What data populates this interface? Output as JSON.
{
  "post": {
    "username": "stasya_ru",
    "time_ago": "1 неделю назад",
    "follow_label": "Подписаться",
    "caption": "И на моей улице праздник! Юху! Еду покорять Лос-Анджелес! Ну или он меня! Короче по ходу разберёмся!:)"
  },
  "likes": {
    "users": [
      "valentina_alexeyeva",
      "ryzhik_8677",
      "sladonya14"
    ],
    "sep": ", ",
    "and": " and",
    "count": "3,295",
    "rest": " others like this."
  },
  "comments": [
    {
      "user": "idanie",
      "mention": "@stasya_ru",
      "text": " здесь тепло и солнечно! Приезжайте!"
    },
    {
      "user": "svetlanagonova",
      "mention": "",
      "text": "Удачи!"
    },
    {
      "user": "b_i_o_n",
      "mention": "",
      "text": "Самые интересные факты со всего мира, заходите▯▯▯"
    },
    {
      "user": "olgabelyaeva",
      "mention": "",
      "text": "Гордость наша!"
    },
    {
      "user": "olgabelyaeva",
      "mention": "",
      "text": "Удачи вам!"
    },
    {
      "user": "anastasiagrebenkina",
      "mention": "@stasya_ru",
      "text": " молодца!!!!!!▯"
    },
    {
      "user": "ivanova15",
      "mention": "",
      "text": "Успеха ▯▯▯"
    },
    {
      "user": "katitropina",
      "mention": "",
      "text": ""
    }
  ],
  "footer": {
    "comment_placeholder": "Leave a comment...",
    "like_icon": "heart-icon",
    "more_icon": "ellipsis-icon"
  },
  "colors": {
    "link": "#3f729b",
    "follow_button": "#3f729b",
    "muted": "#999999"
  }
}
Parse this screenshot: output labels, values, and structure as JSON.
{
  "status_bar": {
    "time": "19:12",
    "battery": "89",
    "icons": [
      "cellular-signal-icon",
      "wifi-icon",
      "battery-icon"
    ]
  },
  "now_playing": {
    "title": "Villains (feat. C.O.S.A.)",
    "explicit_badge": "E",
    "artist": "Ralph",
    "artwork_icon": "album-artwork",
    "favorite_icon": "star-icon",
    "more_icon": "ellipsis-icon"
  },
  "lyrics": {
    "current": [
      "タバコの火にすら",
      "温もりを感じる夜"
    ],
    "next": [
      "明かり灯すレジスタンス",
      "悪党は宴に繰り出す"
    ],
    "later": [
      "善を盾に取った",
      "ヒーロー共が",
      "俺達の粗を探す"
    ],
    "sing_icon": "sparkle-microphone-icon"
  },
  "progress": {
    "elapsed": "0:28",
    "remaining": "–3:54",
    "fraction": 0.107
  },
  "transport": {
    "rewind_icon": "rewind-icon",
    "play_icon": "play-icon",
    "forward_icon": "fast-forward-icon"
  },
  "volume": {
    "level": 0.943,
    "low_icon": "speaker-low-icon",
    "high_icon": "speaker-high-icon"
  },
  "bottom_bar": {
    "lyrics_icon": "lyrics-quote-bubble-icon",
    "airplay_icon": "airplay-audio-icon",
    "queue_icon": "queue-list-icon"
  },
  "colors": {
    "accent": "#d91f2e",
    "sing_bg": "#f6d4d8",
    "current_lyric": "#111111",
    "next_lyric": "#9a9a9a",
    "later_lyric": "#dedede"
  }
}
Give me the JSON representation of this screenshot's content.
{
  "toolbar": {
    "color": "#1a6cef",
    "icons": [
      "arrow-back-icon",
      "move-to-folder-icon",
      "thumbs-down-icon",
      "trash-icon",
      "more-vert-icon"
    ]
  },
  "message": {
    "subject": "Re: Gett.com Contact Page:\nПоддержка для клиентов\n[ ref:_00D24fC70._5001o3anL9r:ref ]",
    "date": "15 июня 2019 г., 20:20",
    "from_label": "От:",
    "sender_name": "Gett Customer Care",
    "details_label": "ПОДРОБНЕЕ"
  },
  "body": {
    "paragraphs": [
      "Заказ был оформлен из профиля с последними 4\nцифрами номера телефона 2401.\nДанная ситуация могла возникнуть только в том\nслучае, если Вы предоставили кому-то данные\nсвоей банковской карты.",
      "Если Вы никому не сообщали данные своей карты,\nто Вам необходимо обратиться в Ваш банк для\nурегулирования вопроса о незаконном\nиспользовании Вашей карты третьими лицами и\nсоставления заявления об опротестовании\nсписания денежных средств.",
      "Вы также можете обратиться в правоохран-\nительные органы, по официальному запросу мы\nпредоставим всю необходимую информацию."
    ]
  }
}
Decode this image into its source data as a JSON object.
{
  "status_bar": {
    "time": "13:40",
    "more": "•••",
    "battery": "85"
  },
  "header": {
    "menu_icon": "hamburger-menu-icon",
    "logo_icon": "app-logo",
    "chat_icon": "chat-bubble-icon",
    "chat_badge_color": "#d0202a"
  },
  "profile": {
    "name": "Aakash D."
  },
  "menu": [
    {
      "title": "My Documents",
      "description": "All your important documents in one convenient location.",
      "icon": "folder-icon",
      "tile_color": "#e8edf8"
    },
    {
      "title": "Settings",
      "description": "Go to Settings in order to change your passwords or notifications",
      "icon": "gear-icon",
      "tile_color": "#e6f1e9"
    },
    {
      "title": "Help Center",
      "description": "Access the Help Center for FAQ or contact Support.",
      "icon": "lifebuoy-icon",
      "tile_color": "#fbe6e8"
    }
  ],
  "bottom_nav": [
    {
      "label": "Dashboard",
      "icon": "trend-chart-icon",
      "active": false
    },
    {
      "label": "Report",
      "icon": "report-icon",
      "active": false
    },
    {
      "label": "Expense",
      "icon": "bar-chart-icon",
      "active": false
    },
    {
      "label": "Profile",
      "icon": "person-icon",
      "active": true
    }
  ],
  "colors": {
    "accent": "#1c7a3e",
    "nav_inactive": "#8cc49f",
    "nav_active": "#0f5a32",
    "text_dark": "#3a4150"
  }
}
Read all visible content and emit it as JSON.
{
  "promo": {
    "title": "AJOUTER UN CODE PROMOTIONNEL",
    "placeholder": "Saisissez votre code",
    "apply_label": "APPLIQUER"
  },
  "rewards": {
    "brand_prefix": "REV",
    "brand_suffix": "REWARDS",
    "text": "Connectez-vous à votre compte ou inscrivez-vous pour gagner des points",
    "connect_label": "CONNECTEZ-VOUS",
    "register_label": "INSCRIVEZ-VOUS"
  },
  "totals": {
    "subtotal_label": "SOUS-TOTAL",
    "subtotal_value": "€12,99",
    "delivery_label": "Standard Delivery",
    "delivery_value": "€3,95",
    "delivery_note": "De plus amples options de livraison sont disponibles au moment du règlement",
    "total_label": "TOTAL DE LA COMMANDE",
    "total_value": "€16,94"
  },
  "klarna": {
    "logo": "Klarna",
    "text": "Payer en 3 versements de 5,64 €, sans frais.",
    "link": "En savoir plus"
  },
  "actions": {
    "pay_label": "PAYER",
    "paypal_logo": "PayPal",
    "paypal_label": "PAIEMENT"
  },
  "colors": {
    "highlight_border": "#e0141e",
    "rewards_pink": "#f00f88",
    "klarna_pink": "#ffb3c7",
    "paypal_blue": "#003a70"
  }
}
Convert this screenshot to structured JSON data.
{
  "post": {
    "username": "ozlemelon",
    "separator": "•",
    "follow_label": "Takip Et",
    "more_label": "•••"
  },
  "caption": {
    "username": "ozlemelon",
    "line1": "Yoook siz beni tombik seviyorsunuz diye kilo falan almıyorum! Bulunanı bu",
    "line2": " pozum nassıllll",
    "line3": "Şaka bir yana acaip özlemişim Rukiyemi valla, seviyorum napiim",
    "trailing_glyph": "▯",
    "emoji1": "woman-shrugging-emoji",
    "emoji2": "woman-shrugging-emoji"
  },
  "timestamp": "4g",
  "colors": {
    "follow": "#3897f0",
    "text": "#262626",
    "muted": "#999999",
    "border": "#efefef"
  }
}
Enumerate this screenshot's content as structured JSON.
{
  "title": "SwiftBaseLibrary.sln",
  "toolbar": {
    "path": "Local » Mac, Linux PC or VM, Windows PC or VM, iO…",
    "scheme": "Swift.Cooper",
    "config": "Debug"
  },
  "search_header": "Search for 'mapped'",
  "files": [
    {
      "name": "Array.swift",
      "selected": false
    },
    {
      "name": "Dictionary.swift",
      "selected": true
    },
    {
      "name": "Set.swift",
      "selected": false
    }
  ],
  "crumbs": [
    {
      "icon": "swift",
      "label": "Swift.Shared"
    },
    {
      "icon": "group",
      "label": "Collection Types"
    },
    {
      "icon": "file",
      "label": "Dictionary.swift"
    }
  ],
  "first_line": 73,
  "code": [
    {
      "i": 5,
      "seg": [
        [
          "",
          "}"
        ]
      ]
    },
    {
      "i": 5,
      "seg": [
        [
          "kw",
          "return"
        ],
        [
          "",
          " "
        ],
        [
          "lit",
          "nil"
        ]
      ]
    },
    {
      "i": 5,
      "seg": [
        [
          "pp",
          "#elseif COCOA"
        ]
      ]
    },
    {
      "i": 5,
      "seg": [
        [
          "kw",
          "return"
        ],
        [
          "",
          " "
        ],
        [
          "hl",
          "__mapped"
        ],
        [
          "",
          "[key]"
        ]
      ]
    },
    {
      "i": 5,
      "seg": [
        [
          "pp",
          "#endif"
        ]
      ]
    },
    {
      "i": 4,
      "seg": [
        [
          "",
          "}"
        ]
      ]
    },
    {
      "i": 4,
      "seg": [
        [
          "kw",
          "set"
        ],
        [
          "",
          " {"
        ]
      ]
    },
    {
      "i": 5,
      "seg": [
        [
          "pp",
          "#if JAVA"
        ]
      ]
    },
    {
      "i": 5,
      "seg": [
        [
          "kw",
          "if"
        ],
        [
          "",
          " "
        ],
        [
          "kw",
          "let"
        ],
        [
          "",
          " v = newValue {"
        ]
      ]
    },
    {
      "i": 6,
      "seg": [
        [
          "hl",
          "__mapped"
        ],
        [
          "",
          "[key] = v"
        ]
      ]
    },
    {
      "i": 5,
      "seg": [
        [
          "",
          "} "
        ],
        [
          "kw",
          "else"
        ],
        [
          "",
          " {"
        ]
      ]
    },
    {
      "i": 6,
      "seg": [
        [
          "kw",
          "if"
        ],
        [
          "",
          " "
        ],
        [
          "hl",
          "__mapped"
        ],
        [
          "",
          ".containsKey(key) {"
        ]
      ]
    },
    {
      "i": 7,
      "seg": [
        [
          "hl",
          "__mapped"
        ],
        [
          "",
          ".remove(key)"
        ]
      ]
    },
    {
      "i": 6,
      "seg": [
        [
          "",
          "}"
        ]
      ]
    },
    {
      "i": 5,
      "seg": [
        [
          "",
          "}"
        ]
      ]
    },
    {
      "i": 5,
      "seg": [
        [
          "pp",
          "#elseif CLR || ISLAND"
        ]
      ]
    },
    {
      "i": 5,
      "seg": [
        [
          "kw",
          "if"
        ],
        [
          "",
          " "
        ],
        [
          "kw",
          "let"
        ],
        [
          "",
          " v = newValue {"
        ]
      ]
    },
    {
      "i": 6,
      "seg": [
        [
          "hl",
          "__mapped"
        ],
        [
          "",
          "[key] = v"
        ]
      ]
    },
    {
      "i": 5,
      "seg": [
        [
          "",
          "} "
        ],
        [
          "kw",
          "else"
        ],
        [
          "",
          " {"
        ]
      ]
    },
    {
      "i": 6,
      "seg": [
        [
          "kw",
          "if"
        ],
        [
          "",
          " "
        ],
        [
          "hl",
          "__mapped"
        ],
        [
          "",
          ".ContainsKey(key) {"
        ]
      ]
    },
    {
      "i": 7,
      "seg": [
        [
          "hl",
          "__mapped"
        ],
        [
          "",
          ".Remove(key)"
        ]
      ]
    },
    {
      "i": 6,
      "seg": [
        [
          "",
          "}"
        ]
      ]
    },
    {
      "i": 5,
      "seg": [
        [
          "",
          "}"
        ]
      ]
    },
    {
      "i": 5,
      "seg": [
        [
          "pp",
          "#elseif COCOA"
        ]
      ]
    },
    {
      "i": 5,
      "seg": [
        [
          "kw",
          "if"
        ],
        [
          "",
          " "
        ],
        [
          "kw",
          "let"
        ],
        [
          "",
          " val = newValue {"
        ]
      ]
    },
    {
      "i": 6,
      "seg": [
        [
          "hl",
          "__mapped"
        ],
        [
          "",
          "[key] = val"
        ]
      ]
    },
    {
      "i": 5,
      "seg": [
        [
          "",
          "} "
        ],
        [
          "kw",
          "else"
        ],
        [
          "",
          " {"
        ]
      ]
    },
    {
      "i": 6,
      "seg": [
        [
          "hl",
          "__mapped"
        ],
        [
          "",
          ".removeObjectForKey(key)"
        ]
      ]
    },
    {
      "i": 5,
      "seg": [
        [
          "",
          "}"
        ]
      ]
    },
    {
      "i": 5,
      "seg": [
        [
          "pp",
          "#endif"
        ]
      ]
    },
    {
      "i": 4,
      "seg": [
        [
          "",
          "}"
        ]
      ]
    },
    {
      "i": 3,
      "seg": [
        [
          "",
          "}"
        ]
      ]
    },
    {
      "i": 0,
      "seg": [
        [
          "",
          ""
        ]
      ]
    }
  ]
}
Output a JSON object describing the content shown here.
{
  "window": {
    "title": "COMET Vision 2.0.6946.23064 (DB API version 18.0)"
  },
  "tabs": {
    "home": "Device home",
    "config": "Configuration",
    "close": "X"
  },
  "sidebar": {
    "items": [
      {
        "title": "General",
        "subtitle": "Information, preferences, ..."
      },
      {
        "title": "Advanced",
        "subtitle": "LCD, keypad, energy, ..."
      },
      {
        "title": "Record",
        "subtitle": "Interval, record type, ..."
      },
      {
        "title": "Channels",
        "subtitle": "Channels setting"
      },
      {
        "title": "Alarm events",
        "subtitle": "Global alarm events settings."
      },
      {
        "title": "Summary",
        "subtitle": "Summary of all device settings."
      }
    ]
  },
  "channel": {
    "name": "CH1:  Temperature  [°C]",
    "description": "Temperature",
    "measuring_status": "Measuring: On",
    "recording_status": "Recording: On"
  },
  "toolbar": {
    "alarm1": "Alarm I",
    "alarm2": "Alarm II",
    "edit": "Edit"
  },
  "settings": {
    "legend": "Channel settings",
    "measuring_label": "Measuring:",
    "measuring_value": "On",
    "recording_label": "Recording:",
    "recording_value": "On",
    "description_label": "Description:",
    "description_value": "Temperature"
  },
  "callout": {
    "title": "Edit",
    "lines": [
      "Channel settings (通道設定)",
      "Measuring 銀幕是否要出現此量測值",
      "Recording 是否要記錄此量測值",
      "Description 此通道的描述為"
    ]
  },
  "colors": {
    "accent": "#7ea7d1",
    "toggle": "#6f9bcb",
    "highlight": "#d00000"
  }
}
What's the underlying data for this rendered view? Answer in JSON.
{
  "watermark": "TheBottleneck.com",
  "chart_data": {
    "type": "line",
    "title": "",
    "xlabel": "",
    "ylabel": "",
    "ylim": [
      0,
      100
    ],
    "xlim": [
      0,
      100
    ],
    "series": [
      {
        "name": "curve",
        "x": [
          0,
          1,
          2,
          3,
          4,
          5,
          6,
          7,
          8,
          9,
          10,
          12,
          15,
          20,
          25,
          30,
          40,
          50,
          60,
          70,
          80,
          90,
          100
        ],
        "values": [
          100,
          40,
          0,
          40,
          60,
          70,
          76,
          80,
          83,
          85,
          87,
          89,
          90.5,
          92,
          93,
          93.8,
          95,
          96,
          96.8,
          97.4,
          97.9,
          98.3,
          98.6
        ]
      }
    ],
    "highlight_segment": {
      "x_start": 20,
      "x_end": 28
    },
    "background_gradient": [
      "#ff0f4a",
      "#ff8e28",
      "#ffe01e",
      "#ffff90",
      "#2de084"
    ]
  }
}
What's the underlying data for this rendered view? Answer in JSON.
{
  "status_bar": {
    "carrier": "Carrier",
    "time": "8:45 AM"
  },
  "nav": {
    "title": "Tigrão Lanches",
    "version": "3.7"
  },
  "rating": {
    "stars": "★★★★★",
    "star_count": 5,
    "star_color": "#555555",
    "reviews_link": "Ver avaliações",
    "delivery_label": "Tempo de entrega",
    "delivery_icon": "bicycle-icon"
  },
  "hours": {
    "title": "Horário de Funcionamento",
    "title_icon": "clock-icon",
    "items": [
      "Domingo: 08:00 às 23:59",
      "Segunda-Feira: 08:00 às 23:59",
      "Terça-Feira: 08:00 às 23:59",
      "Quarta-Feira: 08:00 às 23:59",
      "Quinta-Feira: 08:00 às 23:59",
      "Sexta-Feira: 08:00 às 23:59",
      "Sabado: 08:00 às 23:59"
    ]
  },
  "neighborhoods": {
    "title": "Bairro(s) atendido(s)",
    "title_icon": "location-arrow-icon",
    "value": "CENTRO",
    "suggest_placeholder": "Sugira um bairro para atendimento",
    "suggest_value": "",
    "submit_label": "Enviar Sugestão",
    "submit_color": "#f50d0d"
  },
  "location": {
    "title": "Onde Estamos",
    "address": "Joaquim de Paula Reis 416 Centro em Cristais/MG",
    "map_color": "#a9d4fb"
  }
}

═══

Objective
All lines above with "emoji" in them should be returned.

Expected answer
    "emoji1": "woman-shrugging-emoji",
    "emoji2": "woman-shrugging-emoji"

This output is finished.